• _Provided entries_:
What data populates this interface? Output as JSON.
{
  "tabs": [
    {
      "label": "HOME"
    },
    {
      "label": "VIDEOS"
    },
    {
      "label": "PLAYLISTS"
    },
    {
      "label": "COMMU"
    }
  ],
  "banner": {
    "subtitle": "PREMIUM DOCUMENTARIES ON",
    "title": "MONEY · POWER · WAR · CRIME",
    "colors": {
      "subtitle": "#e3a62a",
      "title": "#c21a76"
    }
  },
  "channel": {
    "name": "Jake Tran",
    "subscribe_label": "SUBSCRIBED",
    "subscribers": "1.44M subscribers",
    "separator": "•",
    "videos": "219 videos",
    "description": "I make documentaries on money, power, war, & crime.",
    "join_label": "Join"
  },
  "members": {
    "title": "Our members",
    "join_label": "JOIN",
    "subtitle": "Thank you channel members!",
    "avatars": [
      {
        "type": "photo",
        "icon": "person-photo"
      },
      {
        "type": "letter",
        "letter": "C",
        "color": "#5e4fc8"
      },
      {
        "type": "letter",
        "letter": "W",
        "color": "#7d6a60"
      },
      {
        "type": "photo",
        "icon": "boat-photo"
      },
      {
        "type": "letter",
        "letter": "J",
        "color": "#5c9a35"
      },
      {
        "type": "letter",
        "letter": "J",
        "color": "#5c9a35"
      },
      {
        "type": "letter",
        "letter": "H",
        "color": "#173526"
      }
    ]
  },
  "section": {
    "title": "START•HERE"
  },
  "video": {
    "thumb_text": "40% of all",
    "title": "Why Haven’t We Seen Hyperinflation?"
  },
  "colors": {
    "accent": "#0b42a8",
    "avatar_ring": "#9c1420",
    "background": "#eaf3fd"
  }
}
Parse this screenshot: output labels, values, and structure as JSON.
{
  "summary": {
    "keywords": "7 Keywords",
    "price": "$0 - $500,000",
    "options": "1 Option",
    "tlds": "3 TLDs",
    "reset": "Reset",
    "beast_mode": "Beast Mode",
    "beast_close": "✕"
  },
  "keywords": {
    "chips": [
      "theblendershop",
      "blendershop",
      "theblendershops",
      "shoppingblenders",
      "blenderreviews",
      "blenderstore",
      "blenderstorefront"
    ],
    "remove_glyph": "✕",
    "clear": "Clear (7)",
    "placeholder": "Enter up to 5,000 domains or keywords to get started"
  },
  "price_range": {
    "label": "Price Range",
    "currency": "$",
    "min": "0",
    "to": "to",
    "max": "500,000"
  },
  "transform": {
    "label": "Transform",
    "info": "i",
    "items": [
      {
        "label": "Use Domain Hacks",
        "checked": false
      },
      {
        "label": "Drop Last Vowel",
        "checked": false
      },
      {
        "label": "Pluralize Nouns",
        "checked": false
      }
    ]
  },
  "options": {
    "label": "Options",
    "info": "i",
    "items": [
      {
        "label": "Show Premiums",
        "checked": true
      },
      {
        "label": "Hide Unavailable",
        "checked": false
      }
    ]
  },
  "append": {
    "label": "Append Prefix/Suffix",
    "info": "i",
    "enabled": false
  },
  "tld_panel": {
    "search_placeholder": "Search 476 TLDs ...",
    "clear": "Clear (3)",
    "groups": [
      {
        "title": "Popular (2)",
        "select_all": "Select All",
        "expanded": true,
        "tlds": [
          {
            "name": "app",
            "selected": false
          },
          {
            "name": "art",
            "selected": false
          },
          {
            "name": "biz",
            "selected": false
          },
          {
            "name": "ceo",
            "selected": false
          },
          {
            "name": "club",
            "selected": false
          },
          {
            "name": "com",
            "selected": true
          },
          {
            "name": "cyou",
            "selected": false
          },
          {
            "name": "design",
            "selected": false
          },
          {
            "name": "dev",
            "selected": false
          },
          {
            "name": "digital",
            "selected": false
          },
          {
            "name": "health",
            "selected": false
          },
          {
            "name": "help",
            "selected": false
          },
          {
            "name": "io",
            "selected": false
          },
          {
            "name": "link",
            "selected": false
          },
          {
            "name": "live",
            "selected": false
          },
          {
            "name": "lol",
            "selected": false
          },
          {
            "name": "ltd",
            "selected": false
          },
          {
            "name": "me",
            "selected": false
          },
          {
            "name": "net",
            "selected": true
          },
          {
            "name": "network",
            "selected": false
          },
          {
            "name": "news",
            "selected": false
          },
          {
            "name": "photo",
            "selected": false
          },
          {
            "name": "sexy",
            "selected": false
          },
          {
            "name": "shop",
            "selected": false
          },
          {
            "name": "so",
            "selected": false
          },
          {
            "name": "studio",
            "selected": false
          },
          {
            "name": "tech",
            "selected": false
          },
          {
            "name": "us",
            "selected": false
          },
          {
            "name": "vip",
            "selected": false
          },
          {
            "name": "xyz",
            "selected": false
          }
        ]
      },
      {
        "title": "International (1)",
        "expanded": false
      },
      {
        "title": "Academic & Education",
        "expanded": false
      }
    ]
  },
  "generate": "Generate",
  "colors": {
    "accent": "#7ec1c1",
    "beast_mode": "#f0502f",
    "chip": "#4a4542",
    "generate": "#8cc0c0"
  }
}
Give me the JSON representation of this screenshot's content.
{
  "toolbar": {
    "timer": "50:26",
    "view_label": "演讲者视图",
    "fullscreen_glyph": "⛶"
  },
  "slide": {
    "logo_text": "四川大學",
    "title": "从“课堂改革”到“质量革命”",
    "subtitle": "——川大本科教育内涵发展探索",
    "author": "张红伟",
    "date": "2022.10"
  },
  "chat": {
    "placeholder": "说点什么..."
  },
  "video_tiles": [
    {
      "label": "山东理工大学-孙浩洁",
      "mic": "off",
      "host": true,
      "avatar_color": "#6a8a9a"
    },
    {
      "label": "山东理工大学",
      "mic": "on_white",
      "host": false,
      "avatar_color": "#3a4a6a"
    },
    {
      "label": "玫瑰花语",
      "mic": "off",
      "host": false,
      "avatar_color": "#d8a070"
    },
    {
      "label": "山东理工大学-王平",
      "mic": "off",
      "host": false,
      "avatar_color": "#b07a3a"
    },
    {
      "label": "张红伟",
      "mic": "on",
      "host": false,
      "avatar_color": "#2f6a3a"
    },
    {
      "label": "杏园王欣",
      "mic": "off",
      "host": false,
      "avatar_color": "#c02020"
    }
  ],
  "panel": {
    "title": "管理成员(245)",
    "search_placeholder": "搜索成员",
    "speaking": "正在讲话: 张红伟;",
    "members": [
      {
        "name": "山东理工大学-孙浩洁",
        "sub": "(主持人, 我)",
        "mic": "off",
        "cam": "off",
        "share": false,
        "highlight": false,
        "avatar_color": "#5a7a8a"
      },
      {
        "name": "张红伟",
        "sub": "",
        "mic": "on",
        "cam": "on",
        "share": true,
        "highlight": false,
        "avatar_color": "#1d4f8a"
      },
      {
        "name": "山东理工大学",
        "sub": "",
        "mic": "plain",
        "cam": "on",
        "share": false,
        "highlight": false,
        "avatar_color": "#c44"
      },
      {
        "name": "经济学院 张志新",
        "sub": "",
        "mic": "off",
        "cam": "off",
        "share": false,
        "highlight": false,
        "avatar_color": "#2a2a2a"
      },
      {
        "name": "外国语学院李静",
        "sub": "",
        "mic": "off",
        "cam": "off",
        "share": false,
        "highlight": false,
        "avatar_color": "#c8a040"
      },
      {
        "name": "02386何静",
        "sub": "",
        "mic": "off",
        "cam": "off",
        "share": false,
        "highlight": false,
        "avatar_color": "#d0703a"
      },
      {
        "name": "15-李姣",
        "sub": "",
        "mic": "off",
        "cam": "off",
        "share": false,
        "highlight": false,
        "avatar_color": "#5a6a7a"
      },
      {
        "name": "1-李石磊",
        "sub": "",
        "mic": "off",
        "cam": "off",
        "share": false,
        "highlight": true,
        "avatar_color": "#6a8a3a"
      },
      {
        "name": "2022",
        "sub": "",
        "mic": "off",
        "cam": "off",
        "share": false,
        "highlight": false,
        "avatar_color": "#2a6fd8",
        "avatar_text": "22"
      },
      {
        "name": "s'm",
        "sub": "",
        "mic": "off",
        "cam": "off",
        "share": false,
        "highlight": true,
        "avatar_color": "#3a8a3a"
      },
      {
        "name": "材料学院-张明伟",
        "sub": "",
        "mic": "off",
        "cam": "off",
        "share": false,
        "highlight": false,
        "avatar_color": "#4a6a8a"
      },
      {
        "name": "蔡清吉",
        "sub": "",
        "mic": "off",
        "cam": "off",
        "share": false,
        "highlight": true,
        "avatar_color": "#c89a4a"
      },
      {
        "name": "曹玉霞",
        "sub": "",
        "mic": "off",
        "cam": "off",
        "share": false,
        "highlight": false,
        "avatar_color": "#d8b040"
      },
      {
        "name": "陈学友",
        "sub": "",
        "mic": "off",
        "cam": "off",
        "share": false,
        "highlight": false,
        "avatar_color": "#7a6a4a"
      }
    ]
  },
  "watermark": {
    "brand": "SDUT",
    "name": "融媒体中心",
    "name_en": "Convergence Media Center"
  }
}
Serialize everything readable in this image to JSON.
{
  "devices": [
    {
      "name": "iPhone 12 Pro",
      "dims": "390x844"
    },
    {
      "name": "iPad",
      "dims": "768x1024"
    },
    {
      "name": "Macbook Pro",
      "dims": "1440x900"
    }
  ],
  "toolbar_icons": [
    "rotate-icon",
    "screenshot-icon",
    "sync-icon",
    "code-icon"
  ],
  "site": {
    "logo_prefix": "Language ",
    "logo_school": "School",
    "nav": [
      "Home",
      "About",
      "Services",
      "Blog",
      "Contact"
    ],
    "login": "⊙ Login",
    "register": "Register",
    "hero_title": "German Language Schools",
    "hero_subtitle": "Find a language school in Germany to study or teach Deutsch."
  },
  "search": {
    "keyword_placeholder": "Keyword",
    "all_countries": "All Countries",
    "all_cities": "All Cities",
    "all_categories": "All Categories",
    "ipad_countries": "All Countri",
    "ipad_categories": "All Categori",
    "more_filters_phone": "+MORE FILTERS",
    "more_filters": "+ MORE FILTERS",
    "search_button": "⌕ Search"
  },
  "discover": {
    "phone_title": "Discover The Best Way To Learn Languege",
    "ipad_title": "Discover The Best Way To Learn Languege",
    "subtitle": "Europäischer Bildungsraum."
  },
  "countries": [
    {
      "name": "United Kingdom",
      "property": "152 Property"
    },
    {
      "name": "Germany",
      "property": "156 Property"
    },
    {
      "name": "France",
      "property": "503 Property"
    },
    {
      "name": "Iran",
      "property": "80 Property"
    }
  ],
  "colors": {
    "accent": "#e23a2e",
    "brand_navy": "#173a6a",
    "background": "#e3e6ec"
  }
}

• _Your goal_: Gather from the entries above all lines that include the string "山东理工大学".

• _The reply_:
      "label": "山东理工大学-孙浩洁",
      "label": "山东理工大学",
      "label": "山东理工大学-王平",
        "name": "山东理工大学-孙浩洁",
        "name": "山东理工大学",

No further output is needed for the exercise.